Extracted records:
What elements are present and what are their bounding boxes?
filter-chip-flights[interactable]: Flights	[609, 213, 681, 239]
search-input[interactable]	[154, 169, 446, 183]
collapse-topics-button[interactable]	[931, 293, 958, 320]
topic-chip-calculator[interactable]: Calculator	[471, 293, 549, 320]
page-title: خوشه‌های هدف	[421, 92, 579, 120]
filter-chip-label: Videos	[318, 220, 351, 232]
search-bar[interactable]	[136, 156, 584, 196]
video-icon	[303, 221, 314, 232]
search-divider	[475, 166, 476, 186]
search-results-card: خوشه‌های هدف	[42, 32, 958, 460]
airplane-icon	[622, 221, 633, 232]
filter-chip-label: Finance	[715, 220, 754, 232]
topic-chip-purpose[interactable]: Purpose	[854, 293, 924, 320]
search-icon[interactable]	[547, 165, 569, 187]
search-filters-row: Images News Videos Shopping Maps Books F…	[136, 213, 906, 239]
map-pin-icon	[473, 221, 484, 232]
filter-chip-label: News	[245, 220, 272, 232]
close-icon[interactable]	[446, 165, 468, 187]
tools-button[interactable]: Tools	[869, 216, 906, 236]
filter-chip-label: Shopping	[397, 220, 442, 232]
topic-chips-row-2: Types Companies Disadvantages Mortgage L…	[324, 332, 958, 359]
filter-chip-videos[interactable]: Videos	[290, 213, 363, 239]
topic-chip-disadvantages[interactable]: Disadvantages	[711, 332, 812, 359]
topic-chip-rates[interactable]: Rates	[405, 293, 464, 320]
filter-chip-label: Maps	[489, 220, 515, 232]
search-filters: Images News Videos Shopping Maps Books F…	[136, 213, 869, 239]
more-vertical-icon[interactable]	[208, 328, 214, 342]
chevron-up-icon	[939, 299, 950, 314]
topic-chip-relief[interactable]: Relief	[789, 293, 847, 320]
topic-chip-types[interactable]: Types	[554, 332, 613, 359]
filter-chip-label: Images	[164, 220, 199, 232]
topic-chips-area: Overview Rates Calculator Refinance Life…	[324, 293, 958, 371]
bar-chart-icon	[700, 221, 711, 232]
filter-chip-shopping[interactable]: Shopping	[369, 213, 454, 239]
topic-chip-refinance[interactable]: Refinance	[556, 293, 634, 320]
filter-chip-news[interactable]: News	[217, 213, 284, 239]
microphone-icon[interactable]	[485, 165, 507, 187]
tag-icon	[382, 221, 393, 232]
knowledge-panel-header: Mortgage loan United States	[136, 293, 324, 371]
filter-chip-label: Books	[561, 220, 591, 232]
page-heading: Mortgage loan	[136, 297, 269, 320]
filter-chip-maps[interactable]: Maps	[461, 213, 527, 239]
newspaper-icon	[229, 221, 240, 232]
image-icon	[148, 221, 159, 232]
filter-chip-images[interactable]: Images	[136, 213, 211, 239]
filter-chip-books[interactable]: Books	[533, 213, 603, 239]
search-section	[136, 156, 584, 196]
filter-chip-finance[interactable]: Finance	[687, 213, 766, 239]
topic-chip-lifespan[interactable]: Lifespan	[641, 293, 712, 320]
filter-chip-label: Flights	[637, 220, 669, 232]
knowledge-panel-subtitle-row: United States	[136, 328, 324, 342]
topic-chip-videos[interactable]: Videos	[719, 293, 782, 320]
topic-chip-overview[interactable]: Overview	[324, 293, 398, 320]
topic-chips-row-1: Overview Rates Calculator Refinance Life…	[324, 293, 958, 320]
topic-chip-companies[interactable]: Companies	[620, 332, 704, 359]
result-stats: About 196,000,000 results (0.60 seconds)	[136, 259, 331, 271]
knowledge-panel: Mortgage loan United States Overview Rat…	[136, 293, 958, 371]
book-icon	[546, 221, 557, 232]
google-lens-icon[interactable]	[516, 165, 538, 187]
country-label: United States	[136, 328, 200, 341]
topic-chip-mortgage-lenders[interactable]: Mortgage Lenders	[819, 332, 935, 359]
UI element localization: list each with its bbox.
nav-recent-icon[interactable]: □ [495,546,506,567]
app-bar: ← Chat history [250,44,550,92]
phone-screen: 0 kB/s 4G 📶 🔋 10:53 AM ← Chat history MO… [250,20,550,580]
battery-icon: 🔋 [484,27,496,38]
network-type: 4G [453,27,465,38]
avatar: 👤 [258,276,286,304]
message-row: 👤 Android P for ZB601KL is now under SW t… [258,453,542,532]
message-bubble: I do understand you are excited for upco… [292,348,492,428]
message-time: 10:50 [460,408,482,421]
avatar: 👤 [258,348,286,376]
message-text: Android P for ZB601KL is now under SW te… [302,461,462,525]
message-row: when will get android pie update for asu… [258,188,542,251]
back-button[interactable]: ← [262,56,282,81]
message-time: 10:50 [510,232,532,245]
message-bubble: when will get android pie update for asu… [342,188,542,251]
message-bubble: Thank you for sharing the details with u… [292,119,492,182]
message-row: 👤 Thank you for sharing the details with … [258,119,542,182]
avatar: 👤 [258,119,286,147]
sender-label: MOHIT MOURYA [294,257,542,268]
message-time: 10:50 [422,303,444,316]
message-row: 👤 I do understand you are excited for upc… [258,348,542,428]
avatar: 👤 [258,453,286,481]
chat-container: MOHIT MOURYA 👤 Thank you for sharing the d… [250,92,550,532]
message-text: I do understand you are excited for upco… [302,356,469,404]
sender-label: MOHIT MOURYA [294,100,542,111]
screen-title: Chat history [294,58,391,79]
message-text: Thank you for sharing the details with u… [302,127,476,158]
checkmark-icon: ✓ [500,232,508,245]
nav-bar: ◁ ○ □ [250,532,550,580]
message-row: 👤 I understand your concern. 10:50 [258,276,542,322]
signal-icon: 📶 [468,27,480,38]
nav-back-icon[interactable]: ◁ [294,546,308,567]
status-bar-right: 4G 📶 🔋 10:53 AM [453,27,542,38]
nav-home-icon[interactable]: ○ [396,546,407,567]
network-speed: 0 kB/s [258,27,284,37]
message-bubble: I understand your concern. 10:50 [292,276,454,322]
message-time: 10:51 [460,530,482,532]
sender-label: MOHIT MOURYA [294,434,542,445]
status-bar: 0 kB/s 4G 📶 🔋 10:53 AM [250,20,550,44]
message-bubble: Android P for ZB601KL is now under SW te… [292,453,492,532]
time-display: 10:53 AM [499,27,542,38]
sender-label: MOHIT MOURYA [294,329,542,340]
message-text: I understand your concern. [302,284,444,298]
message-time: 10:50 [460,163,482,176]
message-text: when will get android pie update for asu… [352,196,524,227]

TO DO: Copy, without changes, the lines of the listing above from its first line through the line that contains "328, 214, 342]", including both ends.

FINAL ANSWER:
What elements are present and what are their bounding boxes?
filter-chip-flights[interactable]: Flights	[609, 213, 681, 239]
search-input[interactable]	[154, 169, 446, 183]
collapse-topics-button[interactable]	[931, 293, 958, 320]
topic-chip-calculator[interactable]: Calculator	[471, 293, 549, 320]
page-title: خوشه‌های هدف	[421, 92, 579, 120]
filter-chip-label: Videos	[318, 220, 351, 232]
search-bar[interactable]	[136, 156, 584, 196]
video-icon	[303, 221, 314, 232]
search-divider	[475, 166, 476, 186]
search-results-card: خوشه‌های هدف	[42, 32, 958, 460]
airplane-icon	[622, 221, 633, 232]
filter-chip-label: Finance	[715, 220, 754, 232]
topic-chip-purpose[interactable]: Purpose	[854, 293, 924, 320]
search-icon[interactable]	[547, 165, 569, 187]
search-filters-row: Images News Videos Shopping Maps Books F…	[136, 213, 906, 239]
map-pin-icon	[473, 221, 484, 232]
filter-chip-label: News	[245, 220, 272, 232]
close-icon[interactable]	[446, 165, 468, 187]
tools-button[interactable]: Tools	[869, 216, 906, 236]
filter-chip-label: Shopping	[397, 220, 442, 232]
topic-chips-row-2: Types Companies Disadvantages Mortgage L…	[324, 332, 958, 359]
filter-chip-videos[interactable]: Videos	[290, 213, 363, 239]
topic-chip-disadvantages[interactable]: Disadvantages	[711, 332, 812, 359]
topic-chip-rates[interactable]: Rates	[405, 293, 464, 320]
filter-chip-label: Maps	[489, 220, 515, 232]
search-filters: Images News Videos Shopping Maps Books F…	[136, 213, 869, 239]
more-vertical-icon[interactable]	[208, 328, 214, 342]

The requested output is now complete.